** start **

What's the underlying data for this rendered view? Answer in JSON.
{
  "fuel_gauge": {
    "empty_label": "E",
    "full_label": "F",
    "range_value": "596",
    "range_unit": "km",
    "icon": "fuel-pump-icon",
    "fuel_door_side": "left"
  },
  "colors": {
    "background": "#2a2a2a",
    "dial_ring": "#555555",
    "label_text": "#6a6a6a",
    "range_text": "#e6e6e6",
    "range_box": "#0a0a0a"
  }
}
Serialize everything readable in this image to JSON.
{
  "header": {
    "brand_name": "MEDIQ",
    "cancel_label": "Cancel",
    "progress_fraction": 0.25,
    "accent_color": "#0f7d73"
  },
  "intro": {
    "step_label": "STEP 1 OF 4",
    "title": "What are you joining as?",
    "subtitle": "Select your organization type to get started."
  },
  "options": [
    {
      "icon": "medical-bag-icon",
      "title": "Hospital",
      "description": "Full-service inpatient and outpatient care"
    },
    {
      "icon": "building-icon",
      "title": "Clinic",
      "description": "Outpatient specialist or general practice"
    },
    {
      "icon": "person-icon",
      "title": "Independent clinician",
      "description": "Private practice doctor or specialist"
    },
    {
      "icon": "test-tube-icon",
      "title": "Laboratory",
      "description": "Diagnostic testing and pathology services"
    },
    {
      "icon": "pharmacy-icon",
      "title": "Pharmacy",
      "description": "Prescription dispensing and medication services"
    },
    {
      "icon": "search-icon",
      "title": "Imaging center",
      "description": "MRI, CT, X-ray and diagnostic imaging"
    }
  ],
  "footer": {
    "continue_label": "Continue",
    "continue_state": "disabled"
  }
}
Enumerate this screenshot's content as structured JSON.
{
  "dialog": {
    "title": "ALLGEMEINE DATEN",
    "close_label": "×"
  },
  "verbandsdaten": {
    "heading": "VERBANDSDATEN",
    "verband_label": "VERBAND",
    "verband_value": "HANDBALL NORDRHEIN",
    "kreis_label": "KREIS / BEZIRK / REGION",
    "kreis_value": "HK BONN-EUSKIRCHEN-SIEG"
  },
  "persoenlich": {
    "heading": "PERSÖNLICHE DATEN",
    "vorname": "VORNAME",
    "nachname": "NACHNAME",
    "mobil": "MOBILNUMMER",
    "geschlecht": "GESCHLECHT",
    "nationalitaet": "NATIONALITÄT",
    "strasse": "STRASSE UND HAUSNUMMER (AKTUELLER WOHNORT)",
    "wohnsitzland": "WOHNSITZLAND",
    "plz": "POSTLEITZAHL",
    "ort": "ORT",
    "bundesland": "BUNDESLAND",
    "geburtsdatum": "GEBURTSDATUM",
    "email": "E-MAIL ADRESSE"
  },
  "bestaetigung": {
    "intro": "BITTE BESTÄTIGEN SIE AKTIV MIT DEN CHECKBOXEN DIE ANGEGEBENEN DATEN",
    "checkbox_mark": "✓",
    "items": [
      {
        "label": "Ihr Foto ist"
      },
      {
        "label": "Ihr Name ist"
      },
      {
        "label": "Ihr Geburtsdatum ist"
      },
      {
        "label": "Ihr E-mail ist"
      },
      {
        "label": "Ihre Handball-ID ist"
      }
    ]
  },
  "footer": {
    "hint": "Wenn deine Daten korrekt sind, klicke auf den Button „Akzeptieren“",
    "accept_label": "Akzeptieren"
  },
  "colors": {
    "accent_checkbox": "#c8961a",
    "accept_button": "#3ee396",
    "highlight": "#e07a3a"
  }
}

** end **

§ **Work instructions**: Output the listing above without altering a single character.

§ **The output**:
What's the underlying data for this rendered view? Answer in JSON.
{
  "fuel_gauge": {
    "empty_label": "E",
    "full_label": "F",
    "range_value": "596",
    "range_unit": "km",
    "icon": "fuel-pump-icon",
    "fuel_door_side": "left"
  },
  "colors": {
    "background": "#2a2a2a",
    "dial_ring": "#555555",
    "label_text": "#6a6a6a",
    "range_text": "#e6e6e6",
    "range_box": "#0a0a0a"
  }
}
Serialize everything readable in this image to JSON.
{
  "header": {
    "brand_name": "MEDIQ",
    "cancel_label": "Cancel",
    "progress_fraction": 0.25,
    "accent_color": "#0f7d73"
  },
  "intro": {
    "step_label": "STEP 1 OF 4",
    "title": "What are you joining as?",
    "subtitle": "Select your organization type to get started."
  },
  "options": [
    {
      "icon": "medical-bag-icon",
      "title": "Hospital",
      "description": "Full-service inpatient and outpatient care"
    },
    {
      "icon": "building-icon",
      "title": "Clinic",
      "description": "Outpatient specialist or general practice"
    },
    {
      "icon": "person-icon",
      "title": "Independent clinician",
      "description": "Private practice doctor or specialist"
    },
    {
      "icon": "test-tube-icon",
      "title": "Laboratory",
      "description": "Diagnostic testing and pathology services"
    },
    {
      "icon": "pharmacy-icon",
      "title": "Pharmacy",
      "description": "Prescription dispensing and medication services"
    },
    {
      "icon": "search-icon",
      "title": "Imaging center",
      "description": "MRI, CT, X-ray and diagnostic imaging"
    }
  ],
  "footer": {
    "continue_label": "Continue",
    "continue_state": "disabled"
  }
}
Enumerate this screenshot's content as structured JSON.
{
  "dialog": {
    "title": "ALLGEMEINE DATEN",
    "close_label": "×"
  },
  "verbandsdaten": {
    "heading": "VERBANDSDATEN",
    "verband_label": "VERBAND",
    "verband_value": "HANDBALL NORDRHEIN",
    "kreis_label": "KREIS / BEZIRK / REGION",
    "kreis_value": "HK BONN-EUSKIRCHEN-SIEG"
  },
  "persoenlich": {
    "heading": "PERSÖNLICHE DATEN",
    "vorname": "VORNAME",
    "nachname": "NACHNAME",
    "mobil": "MOBILNUMMER",
    "geschlecht": "GESCHLECHT",
    "nationalitaet": "NATIONALITÄT",
    "strasse": "STRASSE UND HAUSNUMMER (AKTUELLER WOHNORT)",
    "wohnsitzland": "WOHNSITZLAND",
    "plz": "POSTLEITZAHL",
    "ort": "ORT",
    "bundesland": "BUNDESLAND",
    "geburtsdatum": "GEBURTSDATUM",
    "email": "E-MAIL ADRESSE"
  },
  "bestaetigung": {
    "intro": "BITTE BESTÄTIGEN SIE AKTIV MIT DEN CHECKBOXEN DIE ANGEGEBENEN DATEN",
    "checkbox_mark": "✓",
    "items": [
      {
        "label": "Ihr Foto ist"
      },
      {
        "label": "Ihr Name ist"
      },
      {
        "label": "Ihr Geburtsdatum ist"
      },
      {
        "label": "Ihr E-mail ist"
      },
      {
        "label": "Ihre Handball-ID ist"
      }
    ]
  },
  "footer": {
    "hint": "Wenn deine Daten korrekt sind, klicke auf den Button „Akzeptieren“",
    "accept_label": "Akzeptieren"
  },
  "colors": {
    "accent_checkbox": "#c8961a",
    "accept_button": "#3ee396",
    "highlight": "#e07a3a"
  }
}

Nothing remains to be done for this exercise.